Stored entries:

┌────────

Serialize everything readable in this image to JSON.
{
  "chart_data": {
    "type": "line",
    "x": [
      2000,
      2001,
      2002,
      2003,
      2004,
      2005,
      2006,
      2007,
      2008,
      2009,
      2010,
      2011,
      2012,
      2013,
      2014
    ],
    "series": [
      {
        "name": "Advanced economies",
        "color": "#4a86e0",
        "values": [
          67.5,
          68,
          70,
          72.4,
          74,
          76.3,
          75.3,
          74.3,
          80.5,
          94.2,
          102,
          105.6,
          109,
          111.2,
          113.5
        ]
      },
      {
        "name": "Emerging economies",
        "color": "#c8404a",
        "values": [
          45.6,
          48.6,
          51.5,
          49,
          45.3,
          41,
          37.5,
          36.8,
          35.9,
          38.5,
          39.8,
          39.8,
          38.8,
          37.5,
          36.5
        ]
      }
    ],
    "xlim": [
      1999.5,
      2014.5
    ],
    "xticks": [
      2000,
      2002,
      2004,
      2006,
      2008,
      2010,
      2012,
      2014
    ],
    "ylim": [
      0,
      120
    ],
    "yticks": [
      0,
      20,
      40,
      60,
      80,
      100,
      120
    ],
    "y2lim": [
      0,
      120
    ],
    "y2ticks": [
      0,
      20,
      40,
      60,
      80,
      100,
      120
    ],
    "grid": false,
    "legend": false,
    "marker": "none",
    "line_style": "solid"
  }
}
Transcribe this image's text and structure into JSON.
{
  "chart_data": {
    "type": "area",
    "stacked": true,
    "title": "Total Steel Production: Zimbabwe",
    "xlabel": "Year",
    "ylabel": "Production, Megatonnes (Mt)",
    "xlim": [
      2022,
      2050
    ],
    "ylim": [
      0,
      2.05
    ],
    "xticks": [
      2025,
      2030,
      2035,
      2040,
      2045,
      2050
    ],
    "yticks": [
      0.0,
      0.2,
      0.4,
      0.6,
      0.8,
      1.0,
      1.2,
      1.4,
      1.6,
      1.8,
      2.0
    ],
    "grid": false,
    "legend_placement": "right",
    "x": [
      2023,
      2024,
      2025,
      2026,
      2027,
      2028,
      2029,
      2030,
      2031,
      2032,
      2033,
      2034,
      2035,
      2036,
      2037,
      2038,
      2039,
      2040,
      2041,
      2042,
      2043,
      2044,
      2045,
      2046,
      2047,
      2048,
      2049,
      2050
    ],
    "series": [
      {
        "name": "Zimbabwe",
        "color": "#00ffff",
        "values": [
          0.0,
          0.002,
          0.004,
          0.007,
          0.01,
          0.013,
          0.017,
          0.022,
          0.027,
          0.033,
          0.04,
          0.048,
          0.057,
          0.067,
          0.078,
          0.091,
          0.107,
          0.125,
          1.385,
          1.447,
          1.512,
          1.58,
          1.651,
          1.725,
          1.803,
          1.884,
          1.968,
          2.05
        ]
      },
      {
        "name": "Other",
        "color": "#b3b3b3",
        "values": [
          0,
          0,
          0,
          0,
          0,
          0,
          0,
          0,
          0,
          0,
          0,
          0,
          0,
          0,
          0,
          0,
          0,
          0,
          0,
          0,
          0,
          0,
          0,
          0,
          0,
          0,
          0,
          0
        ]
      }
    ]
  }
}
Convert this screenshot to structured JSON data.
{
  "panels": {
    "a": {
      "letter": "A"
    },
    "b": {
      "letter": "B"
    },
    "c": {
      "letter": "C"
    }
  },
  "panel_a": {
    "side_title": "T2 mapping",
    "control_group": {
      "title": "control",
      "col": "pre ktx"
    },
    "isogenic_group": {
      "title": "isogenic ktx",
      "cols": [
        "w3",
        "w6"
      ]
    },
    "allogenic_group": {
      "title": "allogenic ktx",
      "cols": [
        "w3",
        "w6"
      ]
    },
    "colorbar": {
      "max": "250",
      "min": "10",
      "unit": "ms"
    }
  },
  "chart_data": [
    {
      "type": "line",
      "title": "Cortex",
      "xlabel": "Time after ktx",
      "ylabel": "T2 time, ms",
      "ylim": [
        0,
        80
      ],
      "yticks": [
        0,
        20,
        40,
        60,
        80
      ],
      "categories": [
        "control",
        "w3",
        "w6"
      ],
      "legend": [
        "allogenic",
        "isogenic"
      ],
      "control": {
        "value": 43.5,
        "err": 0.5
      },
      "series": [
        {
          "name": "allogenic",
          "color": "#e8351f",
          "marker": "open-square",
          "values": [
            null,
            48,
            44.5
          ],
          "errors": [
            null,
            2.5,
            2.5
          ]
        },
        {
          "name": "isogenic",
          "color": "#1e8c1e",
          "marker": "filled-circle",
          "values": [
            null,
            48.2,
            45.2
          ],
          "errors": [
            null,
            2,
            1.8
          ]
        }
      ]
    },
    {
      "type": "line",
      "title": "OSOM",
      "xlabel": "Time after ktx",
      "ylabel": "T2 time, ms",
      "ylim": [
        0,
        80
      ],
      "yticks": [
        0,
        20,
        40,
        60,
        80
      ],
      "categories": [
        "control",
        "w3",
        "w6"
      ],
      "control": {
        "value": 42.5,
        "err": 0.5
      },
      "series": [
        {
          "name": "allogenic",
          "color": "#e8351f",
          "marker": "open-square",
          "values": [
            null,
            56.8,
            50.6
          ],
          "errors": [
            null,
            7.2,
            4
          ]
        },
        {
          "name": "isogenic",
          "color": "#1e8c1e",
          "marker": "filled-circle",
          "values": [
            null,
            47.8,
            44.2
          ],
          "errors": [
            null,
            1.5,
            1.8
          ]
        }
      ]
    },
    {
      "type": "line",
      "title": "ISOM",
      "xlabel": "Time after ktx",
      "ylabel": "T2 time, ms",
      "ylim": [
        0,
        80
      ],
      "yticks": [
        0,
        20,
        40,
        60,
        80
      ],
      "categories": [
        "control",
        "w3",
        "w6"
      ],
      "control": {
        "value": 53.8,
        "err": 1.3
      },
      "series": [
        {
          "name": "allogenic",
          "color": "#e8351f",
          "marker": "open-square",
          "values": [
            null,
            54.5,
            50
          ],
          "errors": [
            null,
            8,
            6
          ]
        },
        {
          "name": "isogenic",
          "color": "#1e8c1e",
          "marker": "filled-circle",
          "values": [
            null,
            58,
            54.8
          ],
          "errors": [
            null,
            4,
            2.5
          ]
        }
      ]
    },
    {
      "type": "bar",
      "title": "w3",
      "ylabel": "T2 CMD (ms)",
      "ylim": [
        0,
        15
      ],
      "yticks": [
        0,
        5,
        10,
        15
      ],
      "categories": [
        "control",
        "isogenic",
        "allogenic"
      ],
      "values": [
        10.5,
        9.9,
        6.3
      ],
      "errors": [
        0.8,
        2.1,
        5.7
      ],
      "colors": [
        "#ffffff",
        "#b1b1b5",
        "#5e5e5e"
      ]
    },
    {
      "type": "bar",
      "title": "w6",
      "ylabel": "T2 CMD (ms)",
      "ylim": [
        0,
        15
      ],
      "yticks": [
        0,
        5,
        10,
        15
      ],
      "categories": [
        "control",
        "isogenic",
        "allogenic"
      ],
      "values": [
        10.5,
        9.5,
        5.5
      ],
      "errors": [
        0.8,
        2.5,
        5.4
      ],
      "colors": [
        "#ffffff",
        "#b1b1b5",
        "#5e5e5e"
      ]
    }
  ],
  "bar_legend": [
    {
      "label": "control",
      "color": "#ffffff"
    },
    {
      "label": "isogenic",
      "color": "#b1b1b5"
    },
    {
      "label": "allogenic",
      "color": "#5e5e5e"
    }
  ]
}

└────────

INSTRUCTION
Copy all the lines, exactly.

EXERCISE ANSWER
Serialize everything readable in this image to JSON.
{
  "chart_data": {
    "type": "line",
    "x": [
      2000,
      2001,
      2002,
      2003,
      2004,
      2005,
      2006,
      2007,
      2008,
      2009,
      2010,
      2011,
      2012,
      2013,
      2014
    ],
    "series": [
      {
        "name": "Advanced economies",
        "color": "#4a86e0",
        "values": [
          67.5,
          68,
          70,
          72.4,
          74,
          76.3,
          75.3,
          74.3,
          80.5,
          94.2,
          102,
          105.6,
          109,
          111.2,
          113.5
        ]
      },
      {
        "name": "Emerging economies",
        "color": "#c8404a",
        "values": [
          45.6,
          48.6,
          51.5,
          49,
          45.3,
          41,
          37.5,
          36.8,
          35.9,
          38.5,
          39.8,
          39.8,
          38.8,
          37.5,
          36.5
        ]
      }
    ],
    "xlim": [
      1999.5,
      2014.5
    ],
    "xticks": [
      2000,
      2002,
      2004,
      2006,
      2008,
      2010,
      2012,
      2014
    ],
    "ylim": [
      0,
      120
    ],
    "yticks": [
      0,
      20,
      40,
      60,
      80,
      100,
      120
    ],
    "y2lim": [
      0,
      120
    ],
    "y2ticks": [
      0,
      20,
      40,
      60,
      80,
      100,
      120
    ],
    "grid": false,
    "legend": false,
    "marker": "none",
    "line_style": "solid"
  }
}
Transcribe this image's text and structure into JSON.
{
  "chart_data": {
    "type": "area",
    "stacked": true,
    "title": "Total Steel Production: Zimbabwe",
    "xlabel": "Year",
    "ylabel": "Production, Megatonnes (Mt)",
    "xlim": [
      2022,
      2050
    ],
    "ylim": [
      0,
      2.05
    ],
    "xticks": [
      2025,
      2030,
      2035,
      2040,
      2045,
      2050
    ],
    "yticks": [
      0.0,
      0.2,
      0.4,
      0.6,
      0.8,
      1.0,
      1.2,
      1.4,
      1.6,
      1.8,
      2.0
    ],
    "grid": false,
    "legend_placement": "right",
    "x": [
      2023,
      2024,
      2025,
      2026,
      2027,
      2028,
      2029,
      2030,
      2031,
      2032,
      2033,
      2034,
      2035,
      2036,
      2037,
      2038,
      2039,
      2040,
      2041,
      2042,
      2043,
      2044,
      2045,
      2046,
      2047,
      2048,
      2049,
      2050
    ],
    "series": [
      {
        "name": "Zimbabwe",
        "color": "#00ffff",
        "values": [
          0.0,
          0.002,
          0.004,
          0.007,
          0.01,
          0.013,
          0.017,
          0.022,
          0.027,
          0.033,
          0.04,
          0.048,
          0.057,
          0.067,
          0.078,
          0.091,
          0.107,
          0.125,
          1.385,
          1.447,
          1.512,
          1.58,
          1.651,
          1.725,
          1.803,
          1.884,
          1.968,
          2.05
        ]
      },
      {
        "name": "Other",
        "color": "#b3b3b3",
        "values": [
          0,
          0,
          0,
          0,
          0,
          0,
          0,
          0,
          0,
          0,
          0,
          0,
          0,
          0,
          0,
          0,
          0,
          0,
          0,
          0,
          0,
          0,
          0,
          0,
          0,
          0,
          0,
          0
        ]
      }
    ]
  }
}
Convert this screenshot to structured JSON data.
{
  "panels": {
    "a": {
      "letter": "A"
    },
    "b": {
      "letter": "B"
    },
    "c": {
      "letter": "C"
    }
  },
  "panel_a": {
    "side_title": "T2 mapping",
    "control_group": {
      "title": "control",
      "col": "pre ktx"
    },
    "isogenic_group": {
      "title": "isogenic ktx",
      "cols": [
        "w3",
        "w6"
      ]
    },
    "allogenic_group": {
      "title": "allogenic ktx",
      "cols": [
        "w3",
        "w6"
      ]
    },
    "colorbar": {
      "max": "250",
      "min": "10",
      "unit": "ms"
    }
  },
  "chart_data": [
    {
      "type": "line",
      "title": "Cortex",
      "xlabel": "Time after ktx",
      "ylabel": "T2 time, ms",
      "ylim": [
        0,
        80
      ],
      "yticks": [
        0,
        20,
        40,
        60,
        80
      ],
      "categories": [
        "control",
        "w3",
        "w6"
      ],
      "legend": [
        "allogenic",
        "isogenic"
      ],
      "control": {
        "value": 43.5,
        "err": 0.5
      },
      "series": [
        {
          "name": "allogenic",
          "color": "#e8351f",
          "marker": "open-square",
          "values": [
            null,
            48,
            44.5
          ],
          "errors": [
            null,
            2.5,
            2.5
          ]
        },
        {
          "name": "isogenic",
          "color": "#1e8c1e",
          "marker": "filled-circle",
          "values": [
            null,
            48.2,
            45.2
          ],
          "errors": [
            null,
            2,
            1.8
          ]
        }
      ]
    },
    {
      "type": "line",
      "title": "OSOM",
      "xlabel": "Time after ktx",
      "ylabel": "T2 time, ms",
      "ylim": [
        0,
        80
      ],
      "yticks": [
        0,
        20,
        40,
        60,
        80
      ],
      "categories": [
        "control",
        "w3",
        "w6"
      ],
      "control": {
        "value": 42.5,
        "err": 0.5
      },
      "series": [
        {
          "name": "allogenic",
          "color": "#e8351f",
          "marker": "open-square",
          "values": [
            null,
            56.8,
            50.6
          ],
          "errors": [
            null,
            7.2,
            4
          ]
        },
        {
          "name": "isogenic",
          "color": "#1e8c1e",
          "marker": "filled-circle",
          "values": [
            null,
            47.8,
            44.2
          ],
          "errors": [
            null,
            1.5,
            1.8
          ]
        }
      ]
    },
    {
      "type": "line",
      "title": "ISOM",
      "xlabel": "Time after ktx",
      "ylabel": "T2 time, ms",
      "ylim": [
        0,
        80
      ],
      "yticks": [
        0,
        20,
        40,
        60,
        80
      ],
      "categories": [
        "control",
        "w3",
        "w6"
      ],
      "control": {
        "value": 53.8,
        "err": 1.3
      },
      "series": [
        {
          "name": "allogenic",
          "color": "#e8351f",
          "marker": "open-square",
          "values": [
            null,
            54.5,
            50
          ],
          "errors": [
            null,
            8,
            6
          ]
        },
        {
          "name": "isogenic",
          "color": "#1e8c1e",
          "marker": "filled-circle",
          "values": [
            null,
            58,
            54.8
          ],
          "errors": [
            null,
            4,
            2.5
          ]
        }
      ]
    },
    {
      "type": "bar",
      "title": "w3",
      "ylabel": "T2 CMD (ms)",
      "ylim": [
        0,
        15
      ],
      "yticks": [
        0,
        5,
        10,
        15
      ],
      "categories": [
        "control",
        "isogenic",
        "allogenic"
      ],
      "values": [
        10.5,
        9.9,
        6.3
      ],
      "errors": [
        0.8,
        2.1,
        5.7
      ],
      "colors": [
        "#ffffff",
        "#b1b1b5",
        "#5e5e5e"
      ]
    },
    {
      "type": "bar",
      "title": "w6",
      "ylabel": "T2 CMD (ms)",
      "ylim": [
        0,
        15
      ],
      "yticks": [
        0,
        5,
        10,
        15
      ],
      "categories": [
        "control",
        "isogenic",
        "allogenic"
      ],
      "values": [
        10.5,
        9.5,
        5.5
      ],
      "errors": [
        0.8,
        2.5,
        5.4
      ],
      "colors": [
        "#ffffff",
        "#b1b1b5",
        "#5e5e5e"
      ]
    }
  ],
  "bar_legend": [
    {
      "label": "control",
      "color": "#ffffff"
    },
    {
      "label": "isogenic",
      "color": "#b1b1b5"
    },
    {
      "label": "allogenic",
      "color": "#5e5e5e"
    }
  ]
}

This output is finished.